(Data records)

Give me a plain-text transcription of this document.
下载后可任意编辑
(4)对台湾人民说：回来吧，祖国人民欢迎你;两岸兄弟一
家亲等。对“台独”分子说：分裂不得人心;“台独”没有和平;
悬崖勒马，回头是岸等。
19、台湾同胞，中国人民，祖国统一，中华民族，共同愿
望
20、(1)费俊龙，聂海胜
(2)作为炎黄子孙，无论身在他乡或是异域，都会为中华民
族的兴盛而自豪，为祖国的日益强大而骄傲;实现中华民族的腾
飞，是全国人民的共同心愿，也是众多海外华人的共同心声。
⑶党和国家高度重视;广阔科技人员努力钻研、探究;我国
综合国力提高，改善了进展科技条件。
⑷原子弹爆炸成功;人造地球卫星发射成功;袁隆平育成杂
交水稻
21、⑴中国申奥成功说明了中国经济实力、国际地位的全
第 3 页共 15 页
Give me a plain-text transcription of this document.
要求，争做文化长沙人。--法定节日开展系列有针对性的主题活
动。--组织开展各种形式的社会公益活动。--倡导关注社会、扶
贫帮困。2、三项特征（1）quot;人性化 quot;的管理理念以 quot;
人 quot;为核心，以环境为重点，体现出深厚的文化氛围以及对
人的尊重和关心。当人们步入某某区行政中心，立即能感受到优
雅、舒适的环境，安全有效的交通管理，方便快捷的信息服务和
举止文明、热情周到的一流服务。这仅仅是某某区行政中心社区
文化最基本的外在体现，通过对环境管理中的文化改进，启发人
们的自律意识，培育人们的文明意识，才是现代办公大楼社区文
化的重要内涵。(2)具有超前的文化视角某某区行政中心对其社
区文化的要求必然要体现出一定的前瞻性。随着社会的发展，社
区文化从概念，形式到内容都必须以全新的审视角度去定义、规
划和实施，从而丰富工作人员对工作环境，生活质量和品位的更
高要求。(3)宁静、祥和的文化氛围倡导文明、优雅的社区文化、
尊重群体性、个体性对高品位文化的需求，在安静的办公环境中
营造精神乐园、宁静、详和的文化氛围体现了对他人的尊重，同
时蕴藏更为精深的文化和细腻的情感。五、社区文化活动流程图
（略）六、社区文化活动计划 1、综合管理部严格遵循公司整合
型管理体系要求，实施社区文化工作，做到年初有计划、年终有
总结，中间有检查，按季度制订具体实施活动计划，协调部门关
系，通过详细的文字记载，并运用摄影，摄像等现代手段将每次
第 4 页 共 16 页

**AIM**
Exactly as shown, repeat every record.

**ANSWER IN FULL**
Give me a plain-text transcription of this document.
下载后可任意编辑
(4)对台湾人民说：回来吧，祖国人民欢迎你;两岸兄弟一
家亲等。对“台独”分子说：分裂不得人心;“台独”没有和平;
悬崖勒马，回头是岸等。
19、台湾同胞，中国人民，祖国统一，中华民族，共同愿
望
20、(1)费俊龙，聂海胜
(2)作为炎黄子孙，无论身在他乡或是异域，都会为中华民
族的兴盛而自豪，为祖国的日益强大而骄傲;实现中华民族的腾
飞，是全国人民的共同心愿，也是众多海外华人的共同心声。
⑶党和国家高度重视;广阔科技人员努力钻研、探究;我国
综合国力提高，改善了进展科技条件。
⑷原子弹爆炸成功;人造地球卫星发射成功;袁隆平育成杂
交水稻
21、⑴中国申奥成功说明了中国经济实力、国际地位的全
第 3 页共 15 页
Give me a plain-text transcription of this document.
要求，争做文化长沙人。--法定节日开展系列有针对性的主题活
动。--组织开展各种形式的社会公益活动。--倡导关注社会、扶
贫帮困。2、三项特征（1）quot;人性化 quot;的管理理念以 quot;
人 quot;为核心，以环境为重点，体现出深厚的文化氛围以及对
人的尊重和关心。当人们步入某某区行政中心，立即能感受到优
雅、舒适的环境，安全有效的交通管理，方便快捷的信息服务和
举止文明、热情周到的一流服务。这仅仅是某某区行政中心社区
文化最基本的外在体现，通过对环境管理中的文化改进，启发人
们的自律意识，培育人们的文明意识，才是现代办公大楼社区文
化的重要内涵。(2)具有超前的文化视角某某区行政中心对其社
区文化的要求必然要体现出一定的前瞻性。随着社会的发展，社
区文化从概念，形式到内容都必须以全新的审视角度去定义、规
划和实施，从而丰富工作人员对工作环境，生活质量和品位的更
高要求。(3)宁静、祥和的文化氛围倡导文明、优雅的社区文化、
尊重群体性、个体性对高品位文化的需求，在安静的办公环境中
营造精神乐园、宁静、详和的文化氛围体现了对他人的尊重，同
时蕴藏更为精深的文化和细腻的情感。五、社区文化活动流程图
（略）六、社区文化活动计划 1、综合管理部严格遵循公司整合
型管理体系要求，实施社区文化工作，做到年初有计划、年终有
总结，中间有检查，按季度制订具体实施活动计划，协调部门关
系，通过详细的文字记载，并运用摄影，摄像等现代手段将每次
第 4 页 共 16 页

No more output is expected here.